**What you should do:**
Your task is to output the listing word for word, with pictures excluded.

________________

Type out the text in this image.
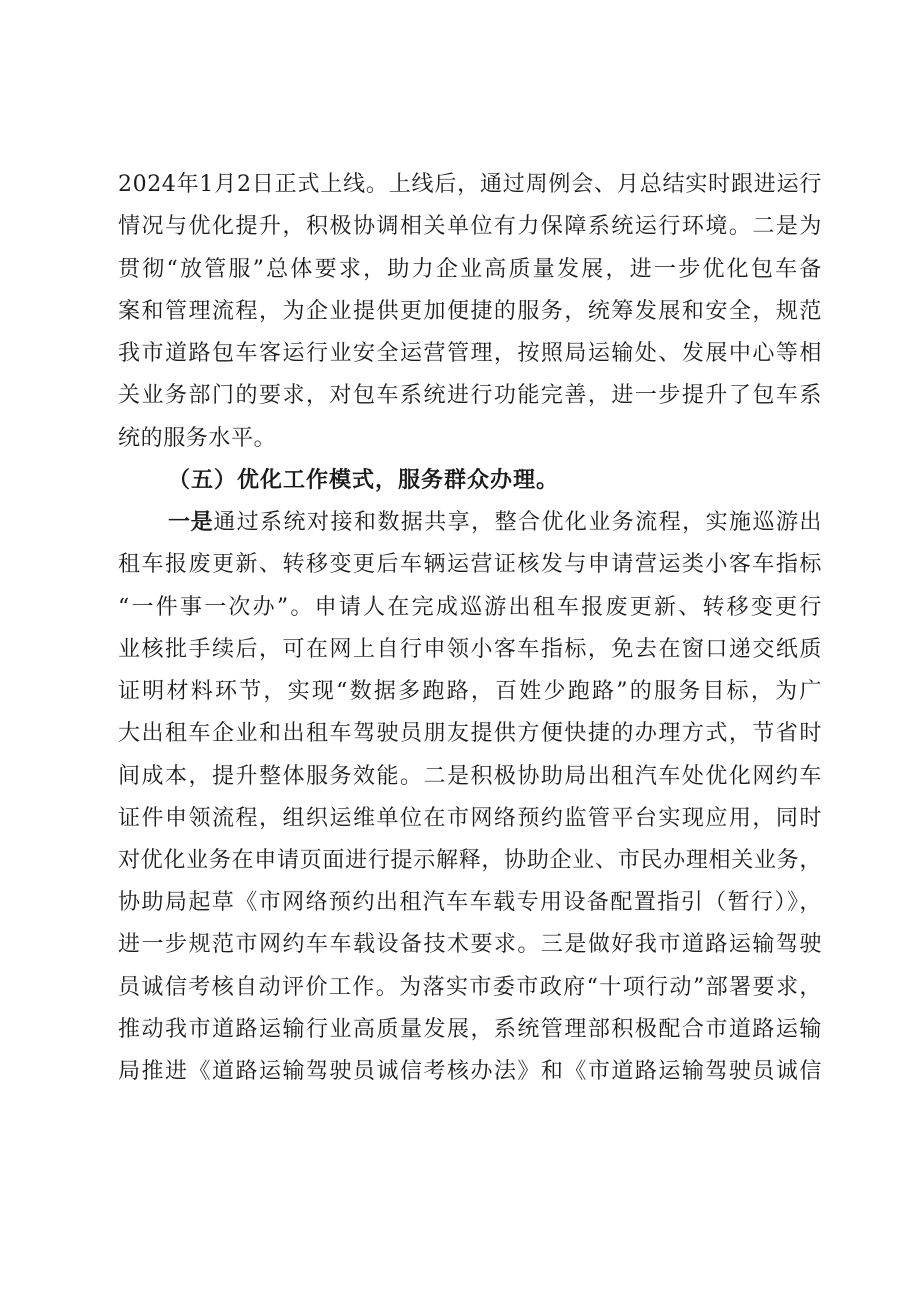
2024年1月2日正式上线。上线后，通过周例会、月总结实时跟进运行
情况与优化提升，积极协调相关单位有力保障系统运行环境。二是为
贯彻“放管服”总体要求，助力企业高质量发展，进一步优化包车备
案和管理流程，为企业提供更加便捷的服务，统筹发展和安全，规范
我市道路包车客运行业安全运营管理，按照局运输处、发展中心等相
关业务部门的要求，对包车系统进行功能完善，进一步提升了包车系
统的服务水平。
（五）优化工作模式，服务群众办理。
一是 通过系统对接和数据共享，整合优化业务流程，实施巡游出
租车报废更新、转移变更后车辆运营证核发与申请营运类小客车指标
“一件事一次办”。申请人在完成巡游出租车报废更新、转移变更行
业核批手续后，可在网上自行申领小客车指标，免去在窗口递交纸质
证明材料环节，实现“数据多跑路，百姓少跑路”的服务目标，为广
大出租车企业和出租车驾驶员朋友提供方便快捷的办理方式，节省时
间成本，提升整体服务效能。二是积极协助局出租汽车处优化网约车
证件申领流程，组织运维单位在市网络预约监管平台实现应用，同时
对优化业务在申请页面进行提示解释，协助企业、市民办理相关业务，
协助局起草《市网络预约出租汽车车载专用设备配置指引（暂行）》，
进一步规范市网约车车载设备技术要求。三是做好我市道路运输驾驶
员诚信考核自动评价工作。为落实市委市政府“十项行动”部署要求，
推动我市道路运输行业高质量发展，系统管理部积极配合市道路运输
局推进《道路运输驾驶员诚信考核办法》和《市道路运输驾驶员诚信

________________

**Task answer:**
Type out the text in this image.
2024年1月2日正式上线。上线后，通过周例会、月总结实时跟进运行
情况与优化提升，积极协调相关单位有力保障系统运行环境。二是为
贯彻“放管服”总体要求，助力企业高质量发展，进一步优化包车备
案和管理流程，为企业提供更加便捷的服务，统筹发展和安全，规范
我市道路包车客运行业安全运营管理，按照局运输处、发展中心等相
关业务部门的要求，对包车系统进行功能完善，进一步提升了包车系
统的服务水平。
（五）优化工作模式，服务群众办理。
一是 通过系统对接和数据共享，整合优化业务流程，实施巡游出
租车报废更新、转移变更后车辆运营证核发与申请营运类小客车指标
“一件事一次办”。申请人在完成巡游出租车报废更新、转移变更行
业核批手续后，可在网上自行申领小客车指标，免去在窗口递交纸质
证明材料环节，实现“数据多跑路，百姓少跑路”的服务目标，为广
大出租车企业和出租车驾驶员朋友提供方便快捷的办理方式，节省时
间成本，提升整体服务效能。二是积极协助局出租汽车处优化网约车
证件申领流程，组织运维单位在市网络预约监管平台实现应用，同时
对优化业务在申请页面进行提示解释，协助企业、市民办理相关业务，
协助局起草《市网络预约出租汽车车载专用设备配置指引（暂行）》，
进一步规范市网约车车载设备技术要求。三是做好我市道路运输驾驶
员诚信考核自动评价工作。为落实市委市政府“十项行动”部署要求，
推动我市道路运输行业高质量发展，系统管理部积极配合市道路运输
局推进《道路运输驾驶员诚信考核办法》和《市道路运输驾驶员诚信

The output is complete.